▶ _Passage to read_
·····
Thread: Documentation bug in 8.3?

Documentation bug in 8.3?

From
Bruce Momjian
Date:
Reading through the text search data type docs:

    http://www.postgresql.org/docs/8.3/static/datatype-textsearch.html#DATATYPE-TSVECTOR

it says:

    Optionally, integer position(s) can be attached to any or all of the
    lexemes:

    SELECT 'a:1 fat:2 cat:3 sat:4 on:5 a:6 mat:7 and:8 ate:9 a:10 fat:11
    rat:12'::tsvector;
                                      tsvector
    -------------------------------------------------------------------------------

     'a':1,6,10 'on':5 'and':8 'ate':9 'cat':3 'fat':2,11 'mat':7 'rat':12
    'sat':4

    A position normally indicates the source word's location in the
    document. Positional information can be used for proximity ranking.
    Position values can range from 1 to 16383; larger numbers are silently
    clamped to 16383. Duplicate position entries are discarded.
                      ----------------------------------------

However in my testing of 8.3 duplicate position entries are not
discarded:

    test=> SELECT 'a:1 b:1'::tsvector;
      tsvector
    -------------
     'a':1 'b':1
    (1 row)

--
  Bruce Momjian  <bruce@momjian.us>        http://momjian.us
  EnterpriseDB                             http://postgres.enterprisedb.com

  + If your life is a hard drive, Christ can be your backup. +

Re: Documentation bug in 8.3?

From
Tom Lane
Date:
Bruce Momjian <bruce@momjian.us> writes:
>     clamped to 16383. Duplicate position entries are discarded.
>                       ----------------------------------------

> However in my testing of 8.3 duplicate position entries are not
> discarded:

>     test=> SELECT 'a:1 b:1'::tsvector;
>       tsvector
>     -------------
>      'a':1 'b':1
>     (1 row)

Those aren't duplicates, because they're not attached to the same
lexeme.  The comment is talking about this behavior:

regression=# SELECT 'a:1 a:1'::tsvector;
 tsvector
----------
 'a':1
(1 row)

regression=# SELECT 'a:1,2,1'::tsvector;
 tsvector
----------
 'a':1,2
(1 row)

            regards, tom lane

Re: Documentation bug in 8.3?

From
Bruce Momjian
Date:
Tom Lane wrote:
> Bruce Momjian <bruce@momjian.us> writes:
> >     clamped to 16383. Duplicate position entries are discarded.
> >                       ----------------------------------------
>
> > However in my testing of 8.3 duplicate position entries are not
> > discarded:
>
> >     test=> SELECT 'a:1 b:1'::tsvector;
> >       tsvector
> >     -------------
> >      'a':1 'b':1
> >     (1 row)
>
> Those aren't duplicates, because they're not attached to the same
> lexeme.  The comment is talking about this behavior:
>
> regression=# SELECT 'a:1 a:1'::tsvector;
>  tsvector
> ----------
>  'a':1
> (1 row)
>
> regression=# SELECT 'a:1,2,1'::tsvector;
>  tsvector
> ----------
>  'a':1,2
> (1 row)
·····
▶ _Information shown_
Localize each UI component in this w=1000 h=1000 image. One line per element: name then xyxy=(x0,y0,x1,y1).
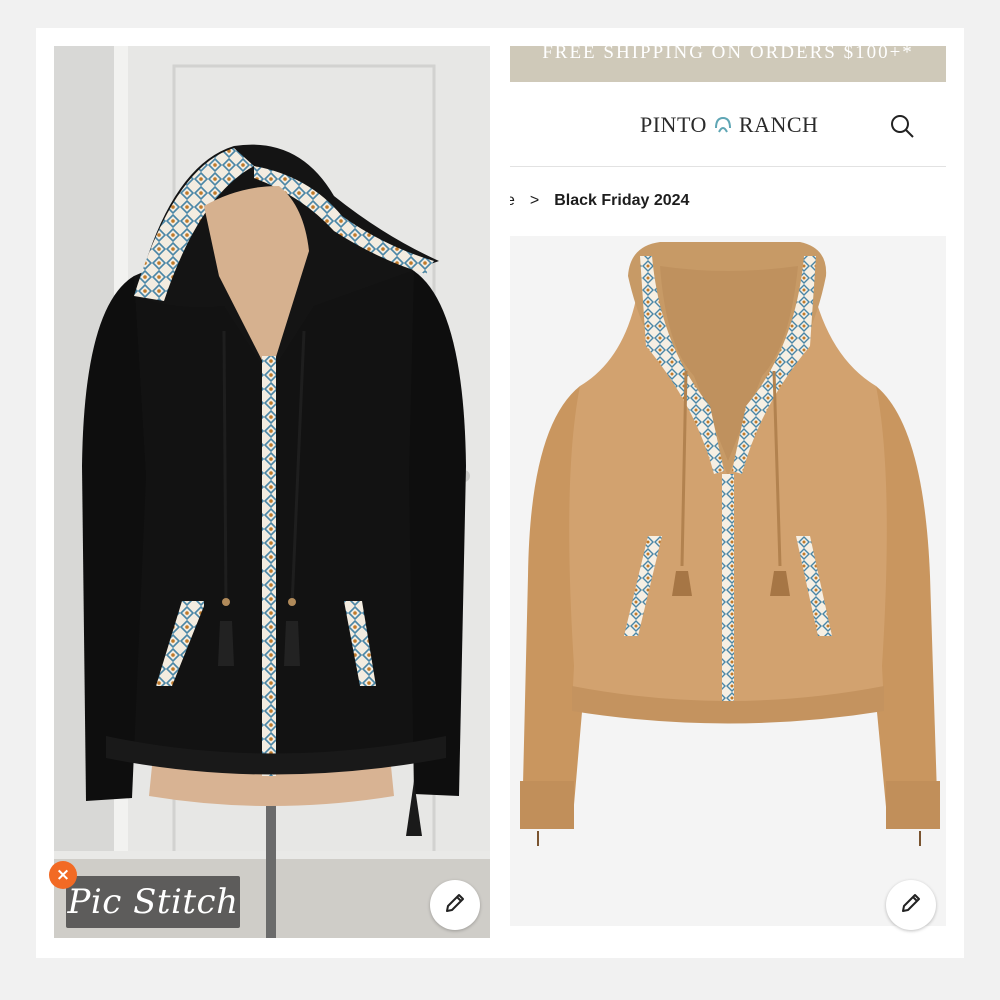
·····
▶ _What you should do_
From the thread on the tsvector documentation, pull out the passage starting at "SELECT 'a:1 fat:2" and ending at "for proximity ranking.". The material comes from a separate source.

▶ _Answer below_
SELECT 'a:1 fat:2 cat:3 sat:4 on:5 a:6 mat:7 and:8 ate:9 a:10 fat:11
    rat:12'::tsvector;
                                      tsvector
    -------------------------------------------------------------------------------

     'a':1,6,10 'on':5 'and':8 'ate':9 'cat':3 'fat':2,11 'mat':7 'rat':12
    'sat':4

    A position normally indicates the source word's location in the
    document. Positional information can be used for proximity ranking.